Required actions>
• 1. According to the post on educational games, what organization sent the press release that announced the award winners?
• 2. Extend the post on educational games, picking up right after its last sentence.

Text shown>
31 August 2019

Educational Games

A man sits at a table with two children who appear to be in kindergarten or first grade, playing a board game with them. The game is a modular board made up of tiles containing roads through grassy fields, and the players are placing brightly coloured plastic pieces on the board.
This image is from the K-State Research and Extension, made available under a Creative Commons CC BY 2.0 license.
When I think of educational games, I tend to think of boring, clunky games that simply ask players to perform the task they're supposed to be learning. For example, a third grader who's supposed to be learning multiplication might play a game in which they draw a card with a multiplication problem on it, and if they correctly solve that equation, they get to move their piece along the track on the game board.

Boring. Clumsy. Essentially no different from flashcards.

Of course, a lot of games that exist teach valuable skills without making it the point of the game. Dungeons and Dragons gives players lots of practise at basic mathematics just as a result of the bonuses, penalties, buffs, and so on involved in rolling dice for task resolution. Abstract strategy games like Chess, Go, Santorini, and Hive hone players' planning, reasoning, and critical thinking skills. Most games offer opportunities to refine social skills. And so on...

But the fact remains that teachers often use games for the explicit purpose of instruction. Not always are these skills the direct and immediate purpose of the game. A good friend of mine just started this year in her new position as a STEAM teacher (Science, Technology, Engineering, Arts, and Mathematics), and she acquired a copy of Clans specifically because she recognised the critical thinking skills that are sharpened as a result of playing that game, despite the fact that that was not the game designer's intention.

I am pleased to inform you that there are educational games out there that don't suck. Some game designers have taken it upon themselves to find ways of making educational games less clunky.

As a result of my trip to Gen Con a few years back, I am on the mailing list for a few companies' press releases. Most of these mailing lists are not of great interest to me; there's one, for example, from a company that does nothing but Dungeons and Dragons 5E releases.

However, a little over a week ago, I received a press release that I found to be quite interesting. It was from an organisation called Serious Play. This group organises conferences where people who design educational games can meet up with people who teach or train using these games. This press release announced the winners of several awards from the latest conference.

I thought it would be interesting to share these games with you, especially since none of them seem to be listed on Board Game Geek. We'll start with:

Bronze Medal Winners

Four games were awarded a bronze medal. They include:

Alembic

The cover art: a stylized capital A in a square, with the title and tag line 'An Experimental Chemistry Game for Wizards' underneath it, on a brown parchment-like background.

In Alembic, from Catlilli Games, players are presented with a mystery element, and must guess what the element is. They play cards and roll dice to 'test' the properties of this element, and when they think they know what it is, they guess. The first one to guess correctly gets points, but guessing incorrectly can be dangerous! Players balance their willingness to guess with incomplete information with the risk that other players might try to guess before they do...

This game is designed to help students learn chemistry, but by framing it as wizards performing experiments on the mystery element, it becomes more than just rote memorization!

Stored data>
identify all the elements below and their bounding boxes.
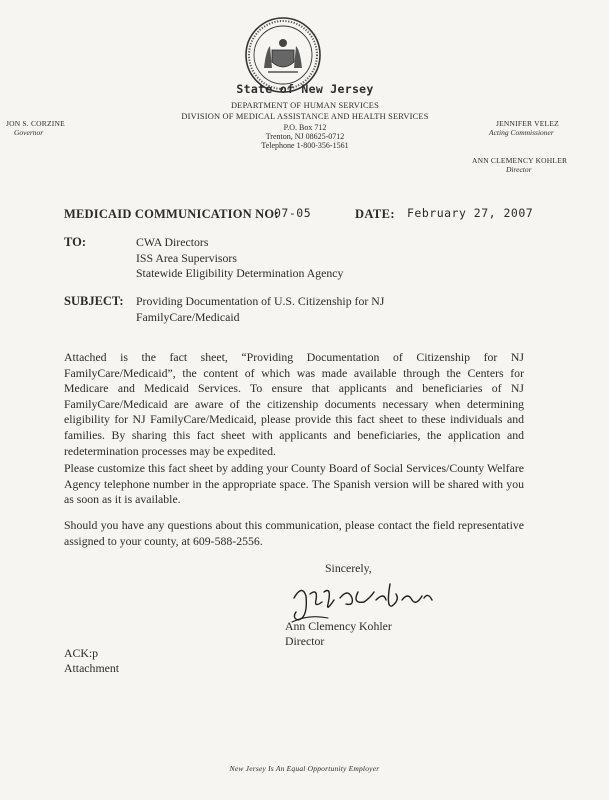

Responses by task>
• 1. Serious Play sent it.

• 2.
Critical Strengths Engine

A painting of a man with a pug's head next to a block of text that reads: Critical Strengths Engine. Rules light and story heavy, the Critical Strengths Engine is a family-friendly role-playing engine that explores kindness and empathy in interpersonal relationships through exciting adventures. Stretch your imagination and explore your attributes by adventuring, collaborating, and overcoming obstacles.'

iThrive Games' Critical Strengths Engine is still in playtesting, but has already received critical acclaim! At its core, it is simply a rules-light roleplaying game, released in co-operation with the same companies that published the Pugmire rpg. However, instead of familiar attributes like Strength and Dexterity, it uses stats such as perspective (Mind), self-control (Will), and self-advocacy (Voice). This allows young gamers to learn improved social and emotional skills.

Miner Madness

The title, written in a jaunty font, over a pair of crossed pickaxes.

This game is designed to teach critical thinking and coding skills. Miner Madness by the Epic Project is a co-operative board game in which players must work together to help Owen and Penelope escape from the disgusting troll's cavern by navigating through the obstacles to collect gems, which they must give to the troll before time runs out and he eats them. Movement is accomplished via 'programming' using movement cards, similar to RoboRally. Players choose from 'forward,' 'turn right,' 'turn left,' 'forward two,' and 'action' cards to navigate, laying out five cards in order. Thus, they must plan ahead to see what actions will lead them to success and prepare their cards accordingly.

+Plusout Battle Points

A number of stacks of colourful cards of various types, some containing icons, some containing text, and some containing numbers with mathematics operators like plus and minus signs.

In +Plusout Battle Points by Imagination Gaming, players hone their mathematics skills by playing cards which can either add to their own score, reduce other players' scores, or perform other actions like swapping cards with other players or taking cards from the discard pile. Players start with six cards, and each turn, they draw a card and play two cards. Record scores as you go, and after all players have played their last card, the highest score wins.

Silver Medal Winner

One game was awarded a silver medal. That game was:

Roots of Power

The title, written in a Greek letter-like font, between two Greek-style architectural columns.

Although Roots of Power by Seriously Entertaining Education is in essence a simple roll-and-move game, it does more than just ask players to perform the task they're supposed to be learning. There are a variety of actions that must be performed depending on the space on which they land. The core of the game is asking players questions from various cards, all about word roots, suffixes, and prefixes, but this game changes it up by including 'crises,' which can be solved by discarding cards that were previously saved. Additionally, the questions are often phrased in the context of Greek Mythology, making them more interesting. And finally, it is possible to lose cards throughout the game, but these cards are all placed on the 'spoils to the victor' space, and are claimed by the first player to land on the finish space. Thus, winning the game is not always about being the one with the most knowledge of the subject being taught, which makes it more accessible to students of a lower skill level.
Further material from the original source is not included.